◆ GIVEN REQUEST ◆
Look below. Copy each line that has "口笛长萧" in it.

### PROVIDED DATA ###

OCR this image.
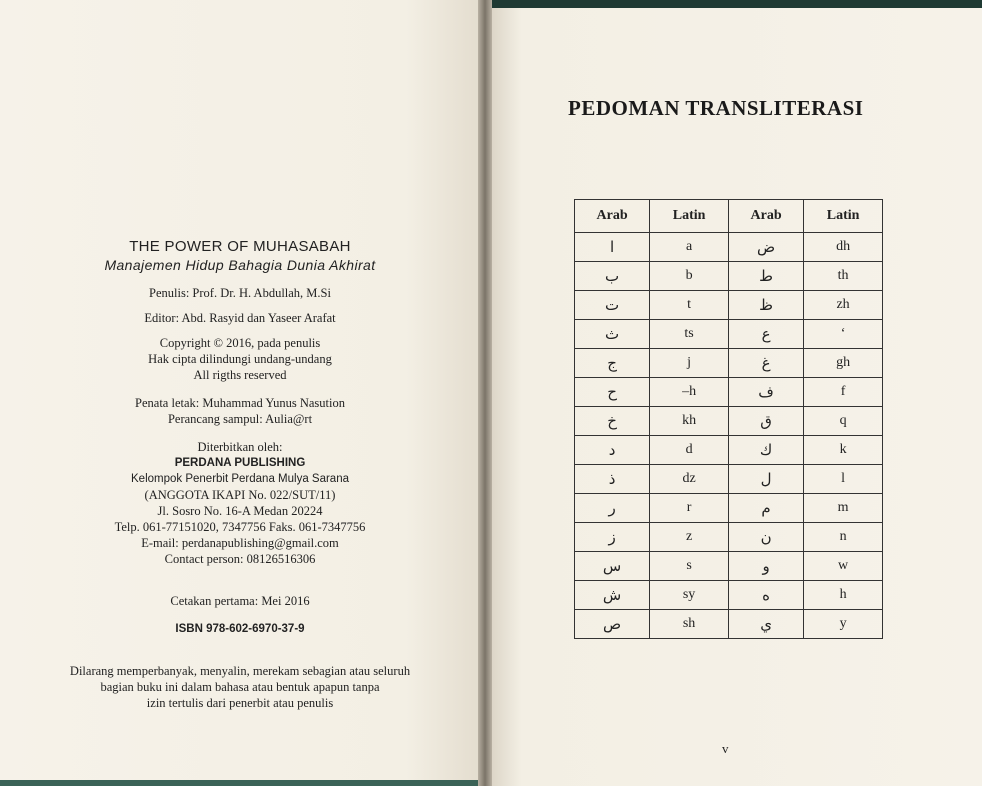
THE POWER OF MUHASABAH

Manajemen Hidup Bahagia Dunia Akhirat

Penulis: Prof. Dr. H. Abdullah, M.Si

Editor: Abd. Rasyid dan Yaseer Arafat

Copyright © 2016, pada penulis

Hak cipta dilindungi undang-undang

All rigths reserved

Penata letak: Muhammad Yunus Nasution

Perancang sampul: Aulia@rt

Diterbitkan oleh:

PERDANA PUBLISHING

Kelompok Penerbit Perdana Mulya Sarana

(ANGGOTA IKAPI No. 022/SUT/11)

Jl. Sosro No. 16-A Medan 20224

Telp. 061-77151020, 7347756 Faks. 061-7347756

E-mail: perdanapublishing@gmail.com

Contact person: 08126516306

Cetakan pertama: Mei 2016

ISBN 978-602-6970-37-9

Dilarang memperbanyak, menyalin, merekam sebagian atau seluruh

bagian buku ini dalam bahasa atau bentuk apapun tanpa

izin tertulis dari penerbit atau penulis

PEDOMAN TRANSLITERASI
Arab	Latin	Arab	Latin
ا	a	ض	dh
ب	b	ط	th
ت	t	ظ	zh
ث	ts	ع	‘
ج	j	غ	gh
ح	–h	ف	f
خ	kh	ق	q
د	d	ك	k
ذ	dz	ل	l
ر	r	م	m
ز	z	ن	n
س	s	و	w
ش	sy	ه	h
ص	sh	ي	y
v
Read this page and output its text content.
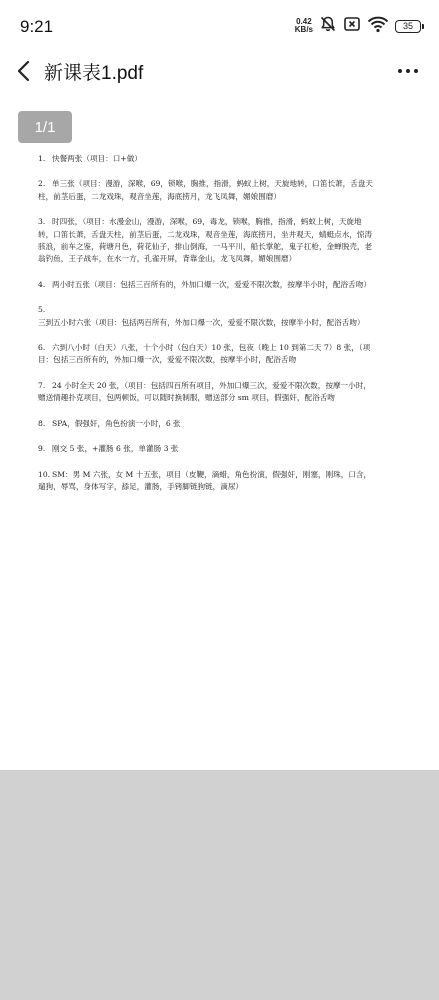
9:21	0.42
KB/s	35
新课表1.pdf
1/1
1. 快餐两张（项目：口+做）
2. 单三张（项目：漫游，深喉，69，锁喉，胸推，指滑，蚂蚁上树，天旋地转，口笛长萧，舌盘天柱，前茎后蛋，二龙戏珠，观音坐莲，海底捞月，龙飞凤舞，媚娘围磨）
3. 时四张，（项目：水漫金山，漫游，深喉，69，毒龙，锁喉，胸推，指滑，蚂蚁上树，天旋地转，口笛长萧，舌盘天柱，前茎后蛋，二龙戏珠，观音坐莲，海底捞月，坐井观天，蜻蜓点水，惊涛骇浪，前车之鉴，荷塘月色，荷花仙子，排山倒海，一马平川，船长掌舵，鬼子扛枪，金蝉脱壳，老翁钓鱼，王子战车，在水一方，孔雀开屏，背靠金山，龙飞凤舞，媚娘围磨）
4. 两小时五张（项目：包括三百所有的，外加口爆一次，爱爱不限次数，按摩半小时，配浴舌吻）
5.三到五小时六张（项目：包括两百所有，外加口爆一次，爱爱不限次数，按摩半小时，配浴舌吻）
6. 六到八小时（白天）八张，十个小时（包白天）10 张，包夜（晚上 10 到第二天 7）8 张，（项目：包括三百所有的，外加口爆一次，爱爱不限次数，按摩半小时，配浴舌吻
7. 24 小时全天 20 张，（项目：包括四百所有项目，外加口爆三次，爱爱不限次数，按摩一小时，赠送情趣扑克项目，包两顿饭，可以随时换制服，赠送部分 sm 项目，假强奸，配浴舌吻
8. SPA，假强奸，角色扮演一小时，6 张
9. 刚交 5 张，+灌肠 6 张，单灌肠 3 张
10. SM：男 M 六张，女 M 十五张，项目（皮鞭，滴蜡，角色扮演，假强奸，刚塞，刚珠，口含，遛狗，辱骂，身体写字，舔足，灌肠，手铐脚链狗链，滴尿）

###

◆ WRITTEN SOLUTION ◆
2. 单三张（项目：漫游，深喉，69，锁喉，胸推，指滑，蚂蚁上树，天旋地转，口笛长萧，舌盘天柱，前茎后蛋，二龙戏珠，观音坐莲，海底捞月，龙飞凤舞，媚娘围磨）
3. 时四张，（项目：水漫金山，漫游，深喉，69，毒龙，锁喉，胸推，指滑，蚂蚁上树，天旋地转，口笛长萧，舌盘天柱，前茎后蛋，二龙戏珠，观音坐莲，海底捞月，坐井观天，蜻蜓点水，惊涛骇浪，前车之鉴，荷塘月色，荷花仙子，排山倒海，一马平川，船长掌舵，鬼子扛枪，金蝉脱壳，老翁钓鱼，王子战车，在水一方，孔雀开屏，背靠金山，龙飞凤舞，媚娘围磨）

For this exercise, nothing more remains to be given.